Texte présenté:
«Jungle de Calais» : la justice ordonne des aménagements sanitaires
La justice a ordonné à l'État, lundi 2 novembre, de réaliser divers aménagements sanitaires au sein de la «jungle» de Calais, où vivent quelque 6 000 migrants dans des conditions précaires.
Soulignant «l'urgence caractérisée» de la situation sur le campement, le tribunal administratif de Lille a enjoint la préfète du
Pas-de-Calais et la commune de Calais de créer dix points d'eau supplémentaires comportant chacun cinq robinets, cinquante latrines et «un ou plusieurs accès» pour les services d'urgence.
Médecins du monde et le Secours catholique, soutenus par d'autres organisations, avaient déposé un recours «en vue de mettre fin aux atteintes graves aux libertés fondamentales» des migrants vivant dans ce camp situé sur une lande et dont le nombre a quasiment doublé depuis la fin du mois de septembre.
La justice administrative a également ordonné la mise en place d'un système de collecte des ordures et le nettoyage du site. Toutes ces mesures doivent être concrétisées dans un délai de huit jours, «sous astreinte pour chacune d'elles de 100 euros par jour de retard».
Il est également demandé à la préfecture du Pas-de-Calais «de procéder, dans un délai de 48 heures à compter de la notification de la présente ordonnance, au recensement des mineurs isolés en situation de détresse et de se rapprocher du département du Pas-de-Calais en vue de leur placement».
«Une première victoire»
L'avocat des ONG, Me Patrice Spinosi, a salué une décision constituant «une première victoire», même si elle «n'est pas satisfaisante pour autant, en particulier concernant le démantèlement du camp, que nous continuons de réclamer, et sur l'accès aux soins». «Le cas échéant, nous envisagerons d'autres recours», a-t-il affirmé à l'AFP.

Liste fournie:
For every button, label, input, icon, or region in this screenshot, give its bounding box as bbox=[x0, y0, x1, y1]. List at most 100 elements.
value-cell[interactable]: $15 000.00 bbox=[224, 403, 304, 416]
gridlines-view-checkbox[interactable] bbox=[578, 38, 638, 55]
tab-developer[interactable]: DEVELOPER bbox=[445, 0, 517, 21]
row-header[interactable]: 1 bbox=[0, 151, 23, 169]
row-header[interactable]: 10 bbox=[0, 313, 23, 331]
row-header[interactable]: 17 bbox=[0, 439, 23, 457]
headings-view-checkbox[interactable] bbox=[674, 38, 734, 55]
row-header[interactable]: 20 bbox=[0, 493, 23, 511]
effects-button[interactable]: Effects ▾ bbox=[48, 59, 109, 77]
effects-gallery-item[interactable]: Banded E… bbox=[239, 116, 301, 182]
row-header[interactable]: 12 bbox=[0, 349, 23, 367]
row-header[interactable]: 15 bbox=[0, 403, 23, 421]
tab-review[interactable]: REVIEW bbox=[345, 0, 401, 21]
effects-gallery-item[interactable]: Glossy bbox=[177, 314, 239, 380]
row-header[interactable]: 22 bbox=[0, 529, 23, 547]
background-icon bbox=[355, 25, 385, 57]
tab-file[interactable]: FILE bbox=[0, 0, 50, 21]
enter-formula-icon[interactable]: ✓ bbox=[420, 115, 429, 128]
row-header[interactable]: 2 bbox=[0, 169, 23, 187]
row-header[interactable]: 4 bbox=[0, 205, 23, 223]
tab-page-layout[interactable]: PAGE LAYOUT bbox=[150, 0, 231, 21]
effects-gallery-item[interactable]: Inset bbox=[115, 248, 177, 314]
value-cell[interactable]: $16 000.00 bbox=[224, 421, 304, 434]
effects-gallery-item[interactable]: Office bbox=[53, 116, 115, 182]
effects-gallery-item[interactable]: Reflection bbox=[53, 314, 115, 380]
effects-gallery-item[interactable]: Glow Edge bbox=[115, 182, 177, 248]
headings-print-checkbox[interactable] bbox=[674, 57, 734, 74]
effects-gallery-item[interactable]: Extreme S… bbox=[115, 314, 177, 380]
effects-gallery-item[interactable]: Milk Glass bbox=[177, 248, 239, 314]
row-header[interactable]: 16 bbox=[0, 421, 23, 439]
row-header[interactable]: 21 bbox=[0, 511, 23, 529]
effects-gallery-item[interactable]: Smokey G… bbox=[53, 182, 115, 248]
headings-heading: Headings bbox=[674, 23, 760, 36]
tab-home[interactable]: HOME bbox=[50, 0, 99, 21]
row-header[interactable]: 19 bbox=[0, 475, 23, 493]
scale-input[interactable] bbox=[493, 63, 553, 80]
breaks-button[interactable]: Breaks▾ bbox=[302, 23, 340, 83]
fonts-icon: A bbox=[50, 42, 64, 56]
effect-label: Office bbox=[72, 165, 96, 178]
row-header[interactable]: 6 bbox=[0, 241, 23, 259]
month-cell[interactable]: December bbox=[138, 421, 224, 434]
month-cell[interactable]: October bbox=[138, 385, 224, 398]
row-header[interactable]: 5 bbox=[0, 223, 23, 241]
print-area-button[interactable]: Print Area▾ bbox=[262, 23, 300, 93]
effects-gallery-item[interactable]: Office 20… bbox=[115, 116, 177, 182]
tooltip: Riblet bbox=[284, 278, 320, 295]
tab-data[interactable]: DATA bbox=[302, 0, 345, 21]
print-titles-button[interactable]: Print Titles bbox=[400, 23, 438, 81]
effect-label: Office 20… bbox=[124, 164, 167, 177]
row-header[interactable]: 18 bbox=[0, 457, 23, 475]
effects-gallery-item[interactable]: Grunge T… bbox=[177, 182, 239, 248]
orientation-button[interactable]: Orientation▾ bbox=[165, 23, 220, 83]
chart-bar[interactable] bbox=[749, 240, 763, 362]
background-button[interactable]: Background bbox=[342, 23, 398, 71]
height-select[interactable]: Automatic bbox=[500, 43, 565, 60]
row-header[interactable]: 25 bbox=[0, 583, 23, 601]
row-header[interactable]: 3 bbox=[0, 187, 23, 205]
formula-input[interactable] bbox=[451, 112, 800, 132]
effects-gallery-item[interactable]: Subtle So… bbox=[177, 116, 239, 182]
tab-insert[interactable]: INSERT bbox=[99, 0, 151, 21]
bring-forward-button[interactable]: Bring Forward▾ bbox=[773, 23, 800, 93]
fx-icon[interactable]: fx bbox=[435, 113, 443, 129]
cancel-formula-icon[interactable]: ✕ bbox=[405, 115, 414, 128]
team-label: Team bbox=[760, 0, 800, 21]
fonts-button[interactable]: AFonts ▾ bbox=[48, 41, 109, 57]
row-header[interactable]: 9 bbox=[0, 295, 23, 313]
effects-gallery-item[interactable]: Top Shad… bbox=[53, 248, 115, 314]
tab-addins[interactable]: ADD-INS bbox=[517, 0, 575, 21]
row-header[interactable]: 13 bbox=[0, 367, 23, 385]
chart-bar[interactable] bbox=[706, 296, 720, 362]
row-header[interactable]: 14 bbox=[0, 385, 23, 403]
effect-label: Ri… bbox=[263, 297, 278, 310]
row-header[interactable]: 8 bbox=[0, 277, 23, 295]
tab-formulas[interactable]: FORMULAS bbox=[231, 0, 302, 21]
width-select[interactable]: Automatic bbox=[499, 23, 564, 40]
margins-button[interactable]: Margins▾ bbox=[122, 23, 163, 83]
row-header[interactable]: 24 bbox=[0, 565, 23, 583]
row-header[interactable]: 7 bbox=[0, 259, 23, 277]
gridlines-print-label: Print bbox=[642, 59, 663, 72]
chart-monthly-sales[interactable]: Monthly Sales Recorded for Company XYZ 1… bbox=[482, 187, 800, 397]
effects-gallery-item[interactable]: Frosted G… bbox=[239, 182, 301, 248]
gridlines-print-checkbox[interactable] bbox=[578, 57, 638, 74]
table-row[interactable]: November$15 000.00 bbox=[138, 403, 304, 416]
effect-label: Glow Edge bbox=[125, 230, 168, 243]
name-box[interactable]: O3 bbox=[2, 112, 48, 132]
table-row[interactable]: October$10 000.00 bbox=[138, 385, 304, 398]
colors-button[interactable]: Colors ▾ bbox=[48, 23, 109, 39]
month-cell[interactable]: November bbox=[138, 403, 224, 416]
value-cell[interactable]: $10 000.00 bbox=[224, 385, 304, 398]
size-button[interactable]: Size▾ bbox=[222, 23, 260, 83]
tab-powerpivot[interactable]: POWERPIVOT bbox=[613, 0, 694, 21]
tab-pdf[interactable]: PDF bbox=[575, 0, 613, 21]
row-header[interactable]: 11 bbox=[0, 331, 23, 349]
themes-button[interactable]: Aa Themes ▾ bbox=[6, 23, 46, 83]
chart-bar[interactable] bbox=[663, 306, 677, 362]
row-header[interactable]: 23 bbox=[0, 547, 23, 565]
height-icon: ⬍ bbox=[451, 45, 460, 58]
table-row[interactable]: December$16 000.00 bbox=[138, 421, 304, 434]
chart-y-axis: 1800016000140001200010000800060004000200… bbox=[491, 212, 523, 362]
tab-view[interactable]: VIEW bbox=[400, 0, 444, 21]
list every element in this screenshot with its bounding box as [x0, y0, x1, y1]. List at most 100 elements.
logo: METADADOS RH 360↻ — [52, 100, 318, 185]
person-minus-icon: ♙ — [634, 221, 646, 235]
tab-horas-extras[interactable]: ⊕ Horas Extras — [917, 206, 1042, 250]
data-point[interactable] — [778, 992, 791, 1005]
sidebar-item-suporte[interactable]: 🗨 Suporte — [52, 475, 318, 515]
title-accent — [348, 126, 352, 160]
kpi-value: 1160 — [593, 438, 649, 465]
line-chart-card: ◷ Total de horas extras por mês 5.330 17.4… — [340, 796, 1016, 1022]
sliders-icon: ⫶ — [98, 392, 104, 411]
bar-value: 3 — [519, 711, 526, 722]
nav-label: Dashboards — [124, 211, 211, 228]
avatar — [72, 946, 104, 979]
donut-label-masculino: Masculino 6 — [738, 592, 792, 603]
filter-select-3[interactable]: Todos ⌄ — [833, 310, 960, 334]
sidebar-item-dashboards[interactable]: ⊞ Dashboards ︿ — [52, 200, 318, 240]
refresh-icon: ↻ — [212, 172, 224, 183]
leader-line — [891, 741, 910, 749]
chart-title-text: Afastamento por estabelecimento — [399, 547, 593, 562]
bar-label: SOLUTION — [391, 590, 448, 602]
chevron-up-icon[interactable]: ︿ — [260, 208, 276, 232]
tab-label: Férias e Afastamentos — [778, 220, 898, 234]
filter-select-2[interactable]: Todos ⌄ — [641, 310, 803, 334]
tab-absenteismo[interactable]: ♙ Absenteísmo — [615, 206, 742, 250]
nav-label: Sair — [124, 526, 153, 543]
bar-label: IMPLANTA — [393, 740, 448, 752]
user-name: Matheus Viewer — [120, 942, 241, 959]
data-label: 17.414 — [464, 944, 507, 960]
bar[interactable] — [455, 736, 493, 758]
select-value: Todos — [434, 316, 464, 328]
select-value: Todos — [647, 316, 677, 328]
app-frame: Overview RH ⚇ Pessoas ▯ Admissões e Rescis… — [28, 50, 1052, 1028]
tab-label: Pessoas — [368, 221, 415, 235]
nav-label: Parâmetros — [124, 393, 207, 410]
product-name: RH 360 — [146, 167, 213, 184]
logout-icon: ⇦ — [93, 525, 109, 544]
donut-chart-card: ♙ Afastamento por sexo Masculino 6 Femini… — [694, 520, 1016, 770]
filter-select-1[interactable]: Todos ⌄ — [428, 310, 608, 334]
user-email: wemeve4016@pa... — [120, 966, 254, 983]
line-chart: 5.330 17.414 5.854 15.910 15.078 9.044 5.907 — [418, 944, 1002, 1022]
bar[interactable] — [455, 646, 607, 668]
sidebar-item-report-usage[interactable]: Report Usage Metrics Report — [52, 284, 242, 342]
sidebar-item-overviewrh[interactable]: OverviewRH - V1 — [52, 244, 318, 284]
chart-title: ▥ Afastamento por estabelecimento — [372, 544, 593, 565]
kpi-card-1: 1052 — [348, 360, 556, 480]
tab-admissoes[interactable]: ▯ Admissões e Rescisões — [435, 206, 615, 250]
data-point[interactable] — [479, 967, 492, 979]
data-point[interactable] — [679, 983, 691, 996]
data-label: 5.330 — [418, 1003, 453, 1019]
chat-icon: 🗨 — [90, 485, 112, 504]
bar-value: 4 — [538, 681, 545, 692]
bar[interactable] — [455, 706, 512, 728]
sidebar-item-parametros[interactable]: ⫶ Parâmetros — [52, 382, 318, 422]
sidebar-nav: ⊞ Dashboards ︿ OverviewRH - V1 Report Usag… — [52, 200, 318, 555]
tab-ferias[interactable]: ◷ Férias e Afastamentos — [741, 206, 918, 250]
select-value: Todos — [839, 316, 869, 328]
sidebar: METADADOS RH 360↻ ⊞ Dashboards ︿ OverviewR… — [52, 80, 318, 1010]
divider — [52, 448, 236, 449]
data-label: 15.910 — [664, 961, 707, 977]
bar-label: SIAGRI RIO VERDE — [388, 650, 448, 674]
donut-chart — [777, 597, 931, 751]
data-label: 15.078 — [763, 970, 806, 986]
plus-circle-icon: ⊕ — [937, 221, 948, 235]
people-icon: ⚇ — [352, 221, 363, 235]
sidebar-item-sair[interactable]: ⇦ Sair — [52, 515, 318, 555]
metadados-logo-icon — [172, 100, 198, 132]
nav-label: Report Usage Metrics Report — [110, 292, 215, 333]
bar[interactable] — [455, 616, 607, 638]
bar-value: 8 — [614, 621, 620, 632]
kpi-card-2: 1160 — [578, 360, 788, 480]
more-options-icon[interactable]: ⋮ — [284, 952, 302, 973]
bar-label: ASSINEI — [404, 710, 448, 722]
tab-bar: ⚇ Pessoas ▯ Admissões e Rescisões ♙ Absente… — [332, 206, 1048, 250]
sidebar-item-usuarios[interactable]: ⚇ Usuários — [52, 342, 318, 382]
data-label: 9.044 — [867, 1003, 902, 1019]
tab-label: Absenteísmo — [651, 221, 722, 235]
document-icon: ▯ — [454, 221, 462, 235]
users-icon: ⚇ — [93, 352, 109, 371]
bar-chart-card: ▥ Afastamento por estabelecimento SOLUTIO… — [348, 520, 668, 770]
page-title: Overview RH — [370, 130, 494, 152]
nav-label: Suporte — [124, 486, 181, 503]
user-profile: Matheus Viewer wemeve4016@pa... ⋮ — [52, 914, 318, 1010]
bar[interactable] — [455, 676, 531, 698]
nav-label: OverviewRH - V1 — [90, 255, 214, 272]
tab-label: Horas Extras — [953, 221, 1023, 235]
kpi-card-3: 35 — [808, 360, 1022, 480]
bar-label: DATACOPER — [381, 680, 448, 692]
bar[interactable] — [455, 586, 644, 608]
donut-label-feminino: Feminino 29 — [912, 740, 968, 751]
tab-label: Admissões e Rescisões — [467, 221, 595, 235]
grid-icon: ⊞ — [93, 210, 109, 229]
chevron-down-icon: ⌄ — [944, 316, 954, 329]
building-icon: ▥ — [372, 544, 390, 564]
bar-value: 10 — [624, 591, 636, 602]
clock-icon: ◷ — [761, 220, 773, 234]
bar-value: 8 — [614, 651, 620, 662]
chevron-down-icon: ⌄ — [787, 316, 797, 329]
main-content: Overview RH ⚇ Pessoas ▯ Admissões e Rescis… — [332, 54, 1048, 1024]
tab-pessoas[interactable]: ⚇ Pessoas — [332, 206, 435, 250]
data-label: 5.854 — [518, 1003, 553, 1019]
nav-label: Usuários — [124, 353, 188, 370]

Exercices à réaliser:
1 - Répondez aux questions suivantes sur l'article consacré à la « jungle » de Calais.
(a) Combien de migrants vivent dans ce campement, d'après l'article ?
(b) Dans quel délai toutes les mesures ordonnées doivent-elles être concrétisées ?
(c) Qui est l'avocat des ONG ?
2 - Poursuivez l'article sur la « jungle » de Calais après sa dernière phrase.
La liste ci-dessus provient d'une source distincte de l'article.

Corrigé des exercices:
1 -
(a) Quelque 6 000 migrants.
(b) Dans un délai de huit jours.
(c) Me Patrice Spinosi.

2 -
D'autres requêtes des associations ont été rejetées, dont l'allocation de bâtiments inoccupés au logement temporaire et d'urgence des pensionnaires du camp, ou encore la distribution au centre Jules-Ferry de deux repas par jour pour l'ensemble des 6 000 migrants, contre actuellement 2 500 repas une seule fois par jour.
Dans un communiqué, la préfecture du Pas-de-Calais a noté «avec satisfaction» que «le juge n'a pas retenu à l'encontre de l'État les manquements allégués par les requérants, du fait des mesures déjà prises», notamment en matière d'accès à l'asile, d'hébergement des personnes vulnérables et d'accès à la santé.
«Les marchés correspondants souhaités par le ministre de l'Intérieur Bernard Cazeneuve vont même au-delà des injonctions aujourd'hui formulées par le juge», en matière de nettoyage, de collecte des déchets et d'installation de latrines par exemple, dont la mise en œuvre «interviendra avant le terme des huit jours fixés par le juge», a affirmé la préfète. L'État se réserve toutefois le droit de faire appel «sur la question de principe», souligne le communiqué.